• Given task
Give the entries again, word for word.

• Records provided

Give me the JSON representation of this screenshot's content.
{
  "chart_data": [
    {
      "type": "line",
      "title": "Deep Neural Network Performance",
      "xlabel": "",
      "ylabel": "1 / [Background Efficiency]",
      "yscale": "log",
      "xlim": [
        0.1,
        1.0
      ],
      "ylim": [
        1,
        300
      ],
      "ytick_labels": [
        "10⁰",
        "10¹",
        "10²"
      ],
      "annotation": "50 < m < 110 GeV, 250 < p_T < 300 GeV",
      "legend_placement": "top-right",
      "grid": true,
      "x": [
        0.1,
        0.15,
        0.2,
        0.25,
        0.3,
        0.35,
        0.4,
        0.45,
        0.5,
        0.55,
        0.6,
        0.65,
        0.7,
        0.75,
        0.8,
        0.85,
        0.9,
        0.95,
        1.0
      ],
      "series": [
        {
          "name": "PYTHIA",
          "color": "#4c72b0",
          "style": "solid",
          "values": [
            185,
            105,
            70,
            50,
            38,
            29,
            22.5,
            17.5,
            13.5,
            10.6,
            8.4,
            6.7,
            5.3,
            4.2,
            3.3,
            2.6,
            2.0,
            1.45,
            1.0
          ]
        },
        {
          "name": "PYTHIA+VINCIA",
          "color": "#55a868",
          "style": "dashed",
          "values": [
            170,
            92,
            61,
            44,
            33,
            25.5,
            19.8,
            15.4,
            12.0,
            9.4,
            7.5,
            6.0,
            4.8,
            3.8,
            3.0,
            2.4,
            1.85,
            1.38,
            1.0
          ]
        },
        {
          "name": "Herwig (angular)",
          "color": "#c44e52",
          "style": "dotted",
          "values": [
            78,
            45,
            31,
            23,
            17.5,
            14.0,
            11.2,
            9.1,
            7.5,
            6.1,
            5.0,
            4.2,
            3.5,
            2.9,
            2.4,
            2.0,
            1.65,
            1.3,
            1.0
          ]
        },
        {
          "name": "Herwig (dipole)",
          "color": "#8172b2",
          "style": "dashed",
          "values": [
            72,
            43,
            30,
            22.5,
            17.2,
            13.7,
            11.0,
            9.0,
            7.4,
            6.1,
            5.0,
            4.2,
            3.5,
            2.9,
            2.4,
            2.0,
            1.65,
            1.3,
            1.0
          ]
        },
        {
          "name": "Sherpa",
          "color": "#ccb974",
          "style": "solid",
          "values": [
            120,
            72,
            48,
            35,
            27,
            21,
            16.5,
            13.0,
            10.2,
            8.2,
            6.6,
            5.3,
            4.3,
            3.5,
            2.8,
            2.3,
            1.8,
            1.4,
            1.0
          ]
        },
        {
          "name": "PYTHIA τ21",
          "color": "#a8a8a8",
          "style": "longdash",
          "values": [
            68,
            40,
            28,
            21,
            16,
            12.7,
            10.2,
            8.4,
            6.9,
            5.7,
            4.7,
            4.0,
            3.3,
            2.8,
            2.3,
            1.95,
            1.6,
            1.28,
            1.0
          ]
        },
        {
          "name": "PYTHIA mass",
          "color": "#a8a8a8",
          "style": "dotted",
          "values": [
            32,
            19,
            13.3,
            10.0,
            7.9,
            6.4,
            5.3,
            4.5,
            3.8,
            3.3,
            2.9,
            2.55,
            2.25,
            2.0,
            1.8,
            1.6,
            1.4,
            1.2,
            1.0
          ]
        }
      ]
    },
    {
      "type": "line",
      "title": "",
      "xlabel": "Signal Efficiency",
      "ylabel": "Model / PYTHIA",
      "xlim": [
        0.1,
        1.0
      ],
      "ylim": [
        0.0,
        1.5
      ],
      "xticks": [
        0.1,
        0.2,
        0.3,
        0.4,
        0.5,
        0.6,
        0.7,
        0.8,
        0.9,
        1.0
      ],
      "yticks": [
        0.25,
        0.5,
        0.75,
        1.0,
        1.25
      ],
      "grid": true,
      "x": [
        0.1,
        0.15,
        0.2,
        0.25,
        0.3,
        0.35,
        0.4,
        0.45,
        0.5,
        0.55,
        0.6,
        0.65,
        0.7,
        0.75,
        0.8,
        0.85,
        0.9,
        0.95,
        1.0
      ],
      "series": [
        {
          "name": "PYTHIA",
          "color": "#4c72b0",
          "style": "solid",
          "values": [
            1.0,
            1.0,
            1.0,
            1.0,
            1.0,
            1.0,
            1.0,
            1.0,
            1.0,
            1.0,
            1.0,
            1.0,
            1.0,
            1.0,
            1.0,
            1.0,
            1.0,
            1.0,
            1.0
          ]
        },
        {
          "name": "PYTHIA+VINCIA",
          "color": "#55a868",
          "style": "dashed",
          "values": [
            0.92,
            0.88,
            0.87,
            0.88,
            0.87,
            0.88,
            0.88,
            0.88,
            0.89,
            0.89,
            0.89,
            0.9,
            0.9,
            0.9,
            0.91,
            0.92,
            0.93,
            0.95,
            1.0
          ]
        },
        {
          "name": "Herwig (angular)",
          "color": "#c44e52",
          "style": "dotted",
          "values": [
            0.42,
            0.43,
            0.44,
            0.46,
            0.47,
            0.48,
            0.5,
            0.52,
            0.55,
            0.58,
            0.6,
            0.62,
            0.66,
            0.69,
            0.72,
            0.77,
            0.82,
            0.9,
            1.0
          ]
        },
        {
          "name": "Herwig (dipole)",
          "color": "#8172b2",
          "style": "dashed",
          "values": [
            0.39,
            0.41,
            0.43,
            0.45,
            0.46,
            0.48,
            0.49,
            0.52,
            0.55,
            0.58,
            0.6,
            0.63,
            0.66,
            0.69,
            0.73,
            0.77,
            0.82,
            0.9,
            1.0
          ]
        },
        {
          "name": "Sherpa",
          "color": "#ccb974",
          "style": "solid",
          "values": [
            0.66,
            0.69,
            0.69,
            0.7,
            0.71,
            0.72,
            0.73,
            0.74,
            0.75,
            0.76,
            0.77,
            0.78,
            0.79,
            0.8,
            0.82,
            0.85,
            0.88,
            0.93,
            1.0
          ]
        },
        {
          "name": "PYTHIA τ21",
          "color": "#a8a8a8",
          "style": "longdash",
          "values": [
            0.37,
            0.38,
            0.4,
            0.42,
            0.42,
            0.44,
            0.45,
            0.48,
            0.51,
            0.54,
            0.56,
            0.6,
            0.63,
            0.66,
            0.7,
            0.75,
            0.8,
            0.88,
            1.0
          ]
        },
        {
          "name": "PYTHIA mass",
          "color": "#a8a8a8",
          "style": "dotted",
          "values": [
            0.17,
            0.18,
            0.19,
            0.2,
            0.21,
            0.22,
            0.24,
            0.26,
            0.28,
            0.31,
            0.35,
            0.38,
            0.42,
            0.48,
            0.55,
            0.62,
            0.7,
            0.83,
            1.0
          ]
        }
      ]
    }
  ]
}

• Final answer
Give me the JSON representation of this screenshot's content.
{
  "chart_data": [
    {
      "type": "line",
      "title": "Deep Neural Network Performance",
      "xlabel": "",
      "ylabel": "1 / [Background Efficiency]",
      "yscale": "log",
      "xlim": [
        0.1,
        1.0
      ],
      "ylim": [
        1,
        300
      ],
      "ytick_labels": [
        "10⁰",
        "10¹",
        "10²"
      ],
      "annotation": "50 < m < 110 GeV, 250 < p_T < 300 GeV",
      "legend_placement": "top-right",
      "grid": true,
      "x": [
        0.1,
        0.15,
        0.2,
        0.25,
        0.3,
        0.35,
        0.4,
        0.45,
        0.5,
        0.55,
        0.6,
        0.65,
        0.7,
        0.75,
        0.8,
        0.85,
        0.9,
        0.95,
        1.0
      ],
      "series": [
        {
          "name": "PYTHIA",
          "color": "#4c72b0",
          "style": "solid",
          "values": [
            185,
            105,
            70,
            50,
            38,
            29,
            22.5,
            17.5,
            13.5,
            10.6,
            8.4,
            6.7,
            5.3,
            4.2,
            3.3,
            2.6,
            2.0,
            1.45,
            1.0
          ]
        },
        {
          "name": "PYTHIA+VINCIA",
          "color": "#55a868",
          "style": "dashed",
          "values": [
            170,
            92,
            61,
            44,
            33,
            25.5,
            19.8,
            15.4,
            12.0,
            9.4,
            7.5,
            6.0,
            4.8,
            3.8,
            3.0,
            2.4,
            1.85,
            1.38,
            1.0
          ]
        },
        {
          "name": "Herwig (angular)",
          "color": "#c44e52",
          "style": "dotted",
          "values": [
            78,
            45,
            31,
            23,
            17.5,
            14.0,
            11.2,
            9.1,
            7.5,
            6.1,
            5.0,
            4.2,
            3.5,
            2.9,
            2.4,
            2.0,
            1.65,
            1.3,
            1.0
          ]
        },
        {
          "name": "Herwig (dipole)",
          "color": "#8172b2",
          "style": "dashed",
          "values": [
            72,
            43,
            30,
            22.5,
            17.2,
            13.7,
            11.0,
            9.0,
            7.4,
            6.1,
            5.0,
            4.2,
            3.5,
            2.9,
            2.4,
            2.0,
            1.65,
            1.3,
            1.0
          ]
        },
        {
          "name": "Sherpa",
          "color": "#ccb974",
          "style": "solid",
          "values": [
            120,
            72,
            48,
            35,
            27,
            21,
            16.5,
            13.0,
            10.2,
            8.2,
            6.6,
            5.3,
            4.3,
            3.5,
            2.8,
            2.3,
            1.8,
            1.4,
            1.0
          ]
        },
        {
          "name": "PYTHIA τ21",
          "color": "#a8a8a8",
          "style": "longdash",
          "values": [
            68,
            40,
            28,
            21,
            16,
            12.7,
            10.2,
            8.4,
            6.9,
            5.7,
            4.7,
            4.0,
            3.3,
            2.8,
            2.3,
            1.95,
            1.6,
            1.28,
            1.0
          ]
        },
        {
          "name": "PYTHIA mass",
          "color": "#a8a8a8",
          "style": "dotted",
          "values": [
            32,
            19,
            13.3,
            10.0,
            7.9,
            6.4,
            5.3,
            4.5,
            3.8,
            3.3,
            2.9,
            2.55,
            2.25,
            2.0,
            1.8,
            1.6,
            1.4,
            1.2,
            1.0
          ]
        }
      ]
    },
    {
      "type": "line",
      "title": "",
      "xlabel": "Signal Efficiency",
      "ylabel": "Model / PYTHIA",
      "xlim": [
        0.1,
        1.0
      ],
      "ylim": [
        0.0,
        1.5
      ],
      "xticks": [
        0.1,
        0.2,
        0.3,
        0.4,
        0.5,
        0.6,
        0.7,
        0.8,
        0.9,
        1.0
      ],
      "yticks": [
        0.25,
        0.5,
        0.75,
        1.0,
        1.25
      ],
      "grid": true,
      "x": [
        0.1,
        0.15,
        0.2,
        0.25,
        0.3,
        0.35,
        0.4,
        0.45,
        0.5,
        0.55,
        0.6,
        0.65,
        0.7,
        0.75,
        0.8,
        0.85,
        0.9,
        0.95,
        1.0
      ],
      "series": [
        {
          "name": "PYTHIA",
          "color": "#4c72b0",
          "style": "solid",
          "values": [
            1.0,
            1.0,
            1.0,
            1.0,
            1.0,
            1.0,
            1.0,
            1.0,
            1.0,
            1.0,
            1.0,
            1.0,
            1.0,
            1.0,
            1.0,
            1.0,
            1.0,
            1.0,
            1.0
          ]
        },
        {
          "name": "PYTHIA+VINCIA",
          "color": "#55a868",
          "style": "dashed",
          "values": [
            0.92,
            0.88,
            0.87,
            0.88,
            0.87,
            0.88,
            0.88,
            0.88,
            0.89,
            0.89,
            0.89,
            0.9,
            0.9,
            0.9,
            0.91,
            0.92,
            0.93,
            0.95,
            1.0
          ]
        },
        {
          "name": "Herwig (angular)",
          "color": "#c44e52",
          "style": "dotted",
          "values": [
            0.42,
            0.43,
            0.44,
            0.46,
            0.47,
            0.48,
            0.5,
            0.52,
            0.55,
            0.58,
            0.6,
            0.62,
            0.66,
            0.69,
            0.72,
            0.77,
            0.82,
            0.9,
            1.0
          ]
        },
        {
          "name": "Herwig (dipole)",
          "color": "#8172b2",
          "style": "dashed",
          "values": [
            0.39,
            0.41,
            0.43,
            0.45,
            0.46,
            0.48,
            0.49,
            0.52,
            0.55,
            0.58,
            0.6,
            0.63,
            0.66,
            0.69,
            0.73,
            0.77,
            0.82,
            0.9,
            1.0
          ]
        },
        {
          "name": "Sherpa",
          "color": "#ccb974",
          "style": "solid",
          "values": [
            0.66,
            0.69,
            0.69,
            0.7,
            0.71,
            0.72,
            0.73,
            0.74,
            0.75,
            0.76,
            0.77,
            0.78,
            0.79,
            0.8,
            0.82,
            0.85,
            0.88,
            0.93,
            1.0
          ]
        },
        {
          "name": "PYTHIA τ21",
          "color": "#a8a8a8",
          "style": "longdash",
          "values": [
            0.37,
            0.38,
            0.4,
            0.42,
            0.42,
            0.44,
            0.45,
            0.48,
            0.51,
            0.54,
            0.56,
            0.6,
            0.63,
            0.66,
            0.7,
            0.75,
            0.8,
            0.88,
            1.0
          ]
        },
        {
          "name": "PYTHIA mass",
          "color": "#a8a8a8",
          "style": "dotted",
          "values": [
            0.17,
            0.18,
            0.19,
            0.2,
            0.21,
            0.22,
            0.24,
            0.26,
            0.28,
            0.31,
            0.35,
            0.38,
            0.42,
            0.48,
            0.55,
            0.62,
            0.7,
            0.83,
            1.0
          ]
        }
      ]
    }
  ]
}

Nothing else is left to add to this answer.